All of the data below should be written out exactly.

....

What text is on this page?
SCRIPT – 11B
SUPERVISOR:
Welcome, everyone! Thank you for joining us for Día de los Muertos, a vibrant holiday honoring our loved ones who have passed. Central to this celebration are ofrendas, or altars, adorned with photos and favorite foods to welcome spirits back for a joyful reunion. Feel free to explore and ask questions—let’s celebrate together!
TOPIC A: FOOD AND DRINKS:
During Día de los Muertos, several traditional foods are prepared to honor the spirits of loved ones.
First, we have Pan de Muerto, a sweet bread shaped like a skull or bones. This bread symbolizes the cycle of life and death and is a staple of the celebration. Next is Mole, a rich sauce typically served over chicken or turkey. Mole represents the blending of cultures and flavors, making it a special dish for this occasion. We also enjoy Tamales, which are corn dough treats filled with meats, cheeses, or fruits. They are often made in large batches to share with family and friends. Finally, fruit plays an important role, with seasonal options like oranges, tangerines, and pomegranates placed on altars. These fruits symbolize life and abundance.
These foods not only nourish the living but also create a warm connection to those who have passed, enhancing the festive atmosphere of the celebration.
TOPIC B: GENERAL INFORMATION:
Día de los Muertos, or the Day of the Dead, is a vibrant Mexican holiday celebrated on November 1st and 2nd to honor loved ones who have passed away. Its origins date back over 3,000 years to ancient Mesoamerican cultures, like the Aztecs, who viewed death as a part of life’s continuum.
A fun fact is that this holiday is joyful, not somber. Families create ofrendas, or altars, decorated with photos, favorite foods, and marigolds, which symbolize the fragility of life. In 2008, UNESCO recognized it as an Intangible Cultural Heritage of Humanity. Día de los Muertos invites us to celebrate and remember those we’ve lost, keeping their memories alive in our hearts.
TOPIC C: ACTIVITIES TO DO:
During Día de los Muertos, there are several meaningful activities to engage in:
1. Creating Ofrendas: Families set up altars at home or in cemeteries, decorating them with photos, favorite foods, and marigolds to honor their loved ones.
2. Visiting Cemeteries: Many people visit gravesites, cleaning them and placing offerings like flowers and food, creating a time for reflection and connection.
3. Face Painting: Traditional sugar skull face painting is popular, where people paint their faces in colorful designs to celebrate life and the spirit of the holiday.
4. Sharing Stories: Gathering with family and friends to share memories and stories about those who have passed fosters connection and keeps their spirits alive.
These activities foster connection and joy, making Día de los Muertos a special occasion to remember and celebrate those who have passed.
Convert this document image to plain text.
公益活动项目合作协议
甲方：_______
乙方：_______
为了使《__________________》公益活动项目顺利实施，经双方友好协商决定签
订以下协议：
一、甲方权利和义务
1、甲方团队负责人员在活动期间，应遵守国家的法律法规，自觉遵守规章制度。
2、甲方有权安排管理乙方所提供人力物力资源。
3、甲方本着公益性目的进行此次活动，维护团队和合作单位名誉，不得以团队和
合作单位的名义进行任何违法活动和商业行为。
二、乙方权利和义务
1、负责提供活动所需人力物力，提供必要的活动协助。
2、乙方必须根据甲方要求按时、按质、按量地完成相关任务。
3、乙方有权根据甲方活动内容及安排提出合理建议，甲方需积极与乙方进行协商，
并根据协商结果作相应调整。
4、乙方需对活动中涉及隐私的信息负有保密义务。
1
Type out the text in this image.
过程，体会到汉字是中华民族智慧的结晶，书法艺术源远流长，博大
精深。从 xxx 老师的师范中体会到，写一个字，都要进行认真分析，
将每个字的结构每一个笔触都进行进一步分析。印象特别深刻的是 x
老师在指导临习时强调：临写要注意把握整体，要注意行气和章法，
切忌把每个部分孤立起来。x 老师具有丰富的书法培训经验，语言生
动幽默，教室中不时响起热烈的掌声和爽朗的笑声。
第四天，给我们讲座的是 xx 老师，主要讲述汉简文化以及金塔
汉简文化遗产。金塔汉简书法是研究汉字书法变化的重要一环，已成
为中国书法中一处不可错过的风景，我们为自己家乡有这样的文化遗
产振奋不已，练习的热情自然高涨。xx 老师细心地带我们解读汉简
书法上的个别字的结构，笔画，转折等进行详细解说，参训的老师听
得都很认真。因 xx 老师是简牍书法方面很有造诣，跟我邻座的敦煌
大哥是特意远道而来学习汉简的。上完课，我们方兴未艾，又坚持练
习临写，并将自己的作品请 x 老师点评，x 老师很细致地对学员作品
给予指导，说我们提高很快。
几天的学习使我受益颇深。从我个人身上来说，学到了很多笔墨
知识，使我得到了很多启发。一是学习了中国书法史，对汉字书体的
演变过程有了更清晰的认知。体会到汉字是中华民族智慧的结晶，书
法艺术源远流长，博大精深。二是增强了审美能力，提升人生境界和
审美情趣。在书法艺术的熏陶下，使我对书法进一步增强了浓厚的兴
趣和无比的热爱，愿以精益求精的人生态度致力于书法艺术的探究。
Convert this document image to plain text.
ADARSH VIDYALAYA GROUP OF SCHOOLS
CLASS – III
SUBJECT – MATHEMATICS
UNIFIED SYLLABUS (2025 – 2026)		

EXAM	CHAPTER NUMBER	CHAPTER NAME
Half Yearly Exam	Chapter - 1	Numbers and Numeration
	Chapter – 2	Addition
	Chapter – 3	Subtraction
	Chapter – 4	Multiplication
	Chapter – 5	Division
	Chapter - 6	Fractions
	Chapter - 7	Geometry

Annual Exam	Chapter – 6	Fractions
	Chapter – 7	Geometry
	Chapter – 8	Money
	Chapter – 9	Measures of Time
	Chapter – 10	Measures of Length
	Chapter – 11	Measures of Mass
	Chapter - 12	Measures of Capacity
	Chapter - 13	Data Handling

....

### Solution to the problem
What text is on this page?
SCRIPT – 11B
SUPERVISOR:
Welcome, everyone! Thank you for joining us for Día de los Muertos, a vibrant holiday honoring our loved ones who have passed. Central to this celebration are ofrendas, or altars, adorned with photos and favorite foods to welcome spirits back for a joyful reunion. Feel free to explore and ask questions—let’s celebrate together!
TOPIC A: FOOD AND DRINKS:
During Día de los Muertos, several traditional foods are prepared to honor the spirits of loved ones.
First, we have Pan de Muerto, a sweet bread shaped like a skull or bones. This bread symbolizes the cycle of life and death and is a staple of the celebration. Next is Mole, a rich sauce typically served over chicken or turkey. Mole represents the blending of cultures and flavors, making it a special dish for this occasion. We also enjoy Tamales, which are corn dough treats filled with meats, cheeses, or fruits. They are often made in large batches to share with family and friends. Finally, fruit plays an important role, with seasonal options like oranges, tangerines, and pomegranates placed on altars. These fruits symbolize life and abundance.
These foods not only nourish the living but also create a warm connection to those who have passed, enhancing the festive atmosphere of the celebration.
TOPIC B: GENERAL INFORMATION:
Día de los Muertos, or the Day of the Dead, is a vibrant Mexican holiday celebrated on November 1st and 2nd to honor loved ones who have passed away. Its origins date back over 3,000 years to ancient Mesoamerican cultures, like the Aztecs, who viewed death as a part of life’s continuum.
A fun fact is that this holiday is joyful, not somber. Families create ofrendas, or altars, decorated with photos, favorite foods, and marigolds, which symbolize the fragility of life. In 2008, UNESCO recognized it as an Intangible Cultural Heritage of Humanity. Día de los Muertos invites us to celebrate and remember those we’ve lost, keeping their memories alive in our hearts.
TOPIC C: ACTIVITIES TO DO:
During Día de los Muertos, there are several meaningful activities to engage in:
1. Creating Ofrendas: Families set up altars at home or in cemeteries, decorating them with photos, favorite foods, and marigolds to honor their loved ones.
2. Visiting Cemeteries: Many people visit gravesites, cleaning them and placing offerings like flowers and food, creating a time for reflection and connection.
3. Face Painting: Traditional sugar skull face painting is popular, where people paint their faces in colorful designs to celebrate life and the spirit of the holiday.
4. Sharing Stories: Gathering with family and friends to share memories and stories about those who have passed fosters connection and keeps their spirits alive.
These activities foster connection and joy, making Día de los Muertos a special occasion to remember and celebrate those who have passed.
Convert this document image to plain text.
公益活动项目合作协议
甲方：_______
乙方：_______
为了使《__________________》公益活动项目顺利实施，经双方友好协商决定签
订以下协议：
一、甲方权利和义务
1、甲方团队负责人员在活动期间，应遵守国家的法律法规，自觉遵守规章制度。
2、甲方有权安排管理乙方所提供人力物力资源。
3、甲方本着公益性目的进行此次活动，维护团队和合作单位名誉，不得以团队和
合作单位的名义进行任何违法活动和商业行为。
二、乙方权利和义务
1、负责提供活动所需人力物力，提供必要的活动协助。
2、乙方必须根据甲方要求按时、按质、按量地完成相关任务。
3、乙方有权根据甲方活动内容及安排提出合理建议，甲方需积极与乙方进行协商，
并根据协商结果作相应调整。
4、乙方需对活动中涉及隐私的信息负有保密义务。
1
Type out the text in this image.
过程，体会到汉字是中华民族智慧的结晶，书法艺术源远流长，博大
精深。从 xxx 老师的师范中体会到，写一个字，都要进行认真分析，
将每个字的结构每一个笔触都进行进一步分析。印象特别深刻的是 x
老师在指导临习时强调：临写要注意把握整体，要注意行气和章法，
切忌把每个部分孤立起来。x 老师具有丰富的书法培训经验，语言生
动幽默，教室中不时响起热烈的掌声和爽朗的笑声。
第四天，给我们讲座的是 xx 老师，主要讲述汉简文化以及金塔
汉简文化遗产。金塔汉简书法是研究汉字书法变化的重要一环，已成
为中国书法中一处不可错过的风景，我们为自己家乡有这样的文化遗
产振奋不已，练习的热情自然高涨。xx 老师细心地带我们解读汉简
书法上的个别字的结构，笔画，转折等进行详细解说，参训的老师听
得都很认真。因 xx 老师是简牍书法方面很有造诣，跟我邻座的敦煌
大哥是特意远道而来学习汉简的。上完课，我们方兴未艾，又坚持练
习临写，并将自己的作品请 x 老师点评，x 老师很细致地对学员作品
给予指导，说我们提高很快。
几天的学习使我受益颇深。从我个人身上来说，学到了很多笔墨
知识，使我得到了很多启发。一是学习了中国书法史，对汉字书体的
演变过程有了更清晰的认知。体会到汉字是中华民族智慧的结晶，书
法艺术源远流长，博大精深。二是增强了审美能力，提升人生境界和
审美情趣。在书法艺术的熏陶下，使我对书法进一步增强了浓厚的兴
趣和无比的热爱，愿以精益求精的人生态度致力于书法艺术的探究。
Convert this document image to plain text.
ADARSH VIDYALAYA GROUP OF SCHOOLS
CLASS – III
SUBJECT – MATHEMATICS
UNIFIED SYLLABUS (2025 – 2026)		

EXAM	CHAPTER NUMBER	CHAPTER NAME
Half Yearly Exam	Chapter - 1	Numbers and Numeration
	Chapter – 2	Addition
	Chapter – 3	Subtraction
	Chapter – 4	Multiplication
	Chapter – 5	Division
	Chapter - 6	Fractions
	Chapter - 7	Geometry

Annual Exam	Chapter – 6	Fractions
	Chapter – 7	Geometry
	Chapter – 8	Money
	Chapter – 9	Measures of Time
	Chapter – 10	Measures of Length
	Chapter – 11	Measures of Mass
	Chapter - 12	Measures of Capacity
	Chapter - 13	Data Handling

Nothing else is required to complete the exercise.